(Data records)

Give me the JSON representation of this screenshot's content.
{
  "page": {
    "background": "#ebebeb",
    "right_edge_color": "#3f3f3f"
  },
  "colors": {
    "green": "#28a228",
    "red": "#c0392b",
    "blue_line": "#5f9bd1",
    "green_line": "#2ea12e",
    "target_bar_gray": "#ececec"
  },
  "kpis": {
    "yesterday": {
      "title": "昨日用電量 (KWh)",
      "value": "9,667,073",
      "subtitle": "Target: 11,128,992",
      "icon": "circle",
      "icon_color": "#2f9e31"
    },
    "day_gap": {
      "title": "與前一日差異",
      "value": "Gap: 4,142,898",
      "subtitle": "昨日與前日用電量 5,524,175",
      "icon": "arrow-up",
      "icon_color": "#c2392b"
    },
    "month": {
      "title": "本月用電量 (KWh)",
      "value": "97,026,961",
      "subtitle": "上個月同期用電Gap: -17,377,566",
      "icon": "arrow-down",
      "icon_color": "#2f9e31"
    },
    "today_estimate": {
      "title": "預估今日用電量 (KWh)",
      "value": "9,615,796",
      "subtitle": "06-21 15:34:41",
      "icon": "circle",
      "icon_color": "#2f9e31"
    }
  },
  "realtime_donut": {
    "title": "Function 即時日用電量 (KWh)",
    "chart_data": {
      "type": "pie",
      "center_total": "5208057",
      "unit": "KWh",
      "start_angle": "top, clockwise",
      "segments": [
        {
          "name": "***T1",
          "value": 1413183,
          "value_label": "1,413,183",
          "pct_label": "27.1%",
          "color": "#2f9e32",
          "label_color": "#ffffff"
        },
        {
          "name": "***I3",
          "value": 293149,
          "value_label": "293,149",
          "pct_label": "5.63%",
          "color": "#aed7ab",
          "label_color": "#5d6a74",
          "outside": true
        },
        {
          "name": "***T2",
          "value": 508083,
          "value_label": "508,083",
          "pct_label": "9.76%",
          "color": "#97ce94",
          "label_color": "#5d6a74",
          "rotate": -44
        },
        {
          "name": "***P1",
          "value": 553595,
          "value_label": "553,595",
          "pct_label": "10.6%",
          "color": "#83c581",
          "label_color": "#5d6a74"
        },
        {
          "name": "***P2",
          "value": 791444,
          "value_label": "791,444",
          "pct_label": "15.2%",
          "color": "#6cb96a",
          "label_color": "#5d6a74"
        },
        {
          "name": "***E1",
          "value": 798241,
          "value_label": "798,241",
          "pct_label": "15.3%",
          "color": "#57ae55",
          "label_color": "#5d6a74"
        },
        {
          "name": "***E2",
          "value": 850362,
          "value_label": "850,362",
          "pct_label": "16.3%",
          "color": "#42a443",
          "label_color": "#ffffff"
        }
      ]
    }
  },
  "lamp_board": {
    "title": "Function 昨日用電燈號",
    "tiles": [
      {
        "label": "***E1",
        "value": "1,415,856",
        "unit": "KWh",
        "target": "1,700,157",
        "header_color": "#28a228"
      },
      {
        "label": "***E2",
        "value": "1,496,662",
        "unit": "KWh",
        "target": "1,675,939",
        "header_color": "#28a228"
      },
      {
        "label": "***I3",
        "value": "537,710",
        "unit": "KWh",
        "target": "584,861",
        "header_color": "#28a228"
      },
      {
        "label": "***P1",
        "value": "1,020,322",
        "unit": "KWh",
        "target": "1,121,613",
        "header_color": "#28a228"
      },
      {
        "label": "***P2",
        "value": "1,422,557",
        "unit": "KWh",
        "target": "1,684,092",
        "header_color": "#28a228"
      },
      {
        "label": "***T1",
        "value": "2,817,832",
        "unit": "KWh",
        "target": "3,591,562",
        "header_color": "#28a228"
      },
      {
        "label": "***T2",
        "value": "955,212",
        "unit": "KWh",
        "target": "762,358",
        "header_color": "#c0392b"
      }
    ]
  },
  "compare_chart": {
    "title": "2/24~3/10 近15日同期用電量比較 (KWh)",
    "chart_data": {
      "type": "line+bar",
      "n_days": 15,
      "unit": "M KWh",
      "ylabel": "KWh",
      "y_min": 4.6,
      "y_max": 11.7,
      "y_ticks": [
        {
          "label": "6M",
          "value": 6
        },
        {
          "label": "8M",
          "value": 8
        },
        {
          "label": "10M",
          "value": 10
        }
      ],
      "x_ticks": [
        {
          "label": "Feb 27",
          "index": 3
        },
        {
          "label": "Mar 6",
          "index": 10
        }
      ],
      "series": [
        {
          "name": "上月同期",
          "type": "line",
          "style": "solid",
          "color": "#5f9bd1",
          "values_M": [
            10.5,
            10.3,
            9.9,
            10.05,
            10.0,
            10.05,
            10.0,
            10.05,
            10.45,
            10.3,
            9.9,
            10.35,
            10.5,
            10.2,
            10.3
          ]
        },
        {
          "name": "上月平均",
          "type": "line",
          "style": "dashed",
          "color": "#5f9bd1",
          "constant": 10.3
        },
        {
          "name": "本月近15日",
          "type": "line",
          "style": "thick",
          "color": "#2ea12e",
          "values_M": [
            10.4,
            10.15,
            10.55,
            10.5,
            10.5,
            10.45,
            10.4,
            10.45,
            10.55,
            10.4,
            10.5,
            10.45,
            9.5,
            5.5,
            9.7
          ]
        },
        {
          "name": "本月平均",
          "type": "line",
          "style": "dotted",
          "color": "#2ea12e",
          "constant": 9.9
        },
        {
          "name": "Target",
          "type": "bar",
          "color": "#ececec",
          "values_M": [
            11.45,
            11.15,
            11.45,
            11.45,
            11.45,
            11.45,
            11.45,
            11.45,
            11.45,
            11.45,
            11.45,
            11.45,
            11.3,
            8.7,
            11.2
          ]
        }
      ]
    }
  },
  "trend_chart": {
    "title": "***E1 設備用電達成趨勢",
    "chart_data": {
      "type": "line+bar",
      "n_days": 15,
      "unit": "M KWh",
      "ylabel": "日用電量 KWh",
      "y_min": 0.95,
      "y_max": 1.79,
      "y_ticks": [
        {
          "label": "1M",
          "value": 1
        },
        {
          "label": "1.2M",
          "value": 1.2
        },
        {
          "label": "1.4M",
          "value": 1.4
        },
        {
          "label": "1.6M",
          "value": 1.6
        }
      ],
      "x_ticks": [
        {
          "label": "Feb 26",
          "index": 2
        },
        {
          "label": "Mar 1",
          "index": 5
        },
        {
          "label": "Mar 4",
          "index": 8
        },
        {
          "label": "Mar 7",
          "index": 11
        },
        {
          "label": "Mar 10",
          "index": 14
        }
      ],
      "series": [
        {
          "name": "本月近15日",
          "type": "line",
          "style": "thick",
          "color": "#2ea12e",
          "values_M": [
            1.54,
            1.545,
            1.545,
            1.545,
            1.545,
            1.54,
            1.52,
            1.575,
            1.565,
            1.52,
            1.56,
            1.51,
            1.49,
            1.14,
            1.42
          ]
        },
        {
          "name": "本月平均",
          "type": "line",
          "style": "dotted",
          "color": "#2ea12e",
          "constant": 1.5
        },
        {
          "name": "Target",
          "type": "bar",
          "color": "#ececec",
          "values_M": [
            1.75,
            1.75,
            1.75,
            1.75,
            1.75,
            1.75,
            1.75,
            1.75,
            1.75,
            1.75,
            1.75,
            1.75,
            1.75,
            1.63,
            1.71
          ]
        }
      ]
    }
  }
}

### [CHALLENGE]
Search the lines for "subtitle". Copy each line that has it.

### [SOLUTION TO THIS PROBLEM]
      "subtitle": "Target: 11,128,992",
      "subtitle": "昨日與前日用電量 5,524,175",
      "subtitle": "上個月同期用電Gap: -17,377,566",
      "subtitle": "06-21 15:34:41",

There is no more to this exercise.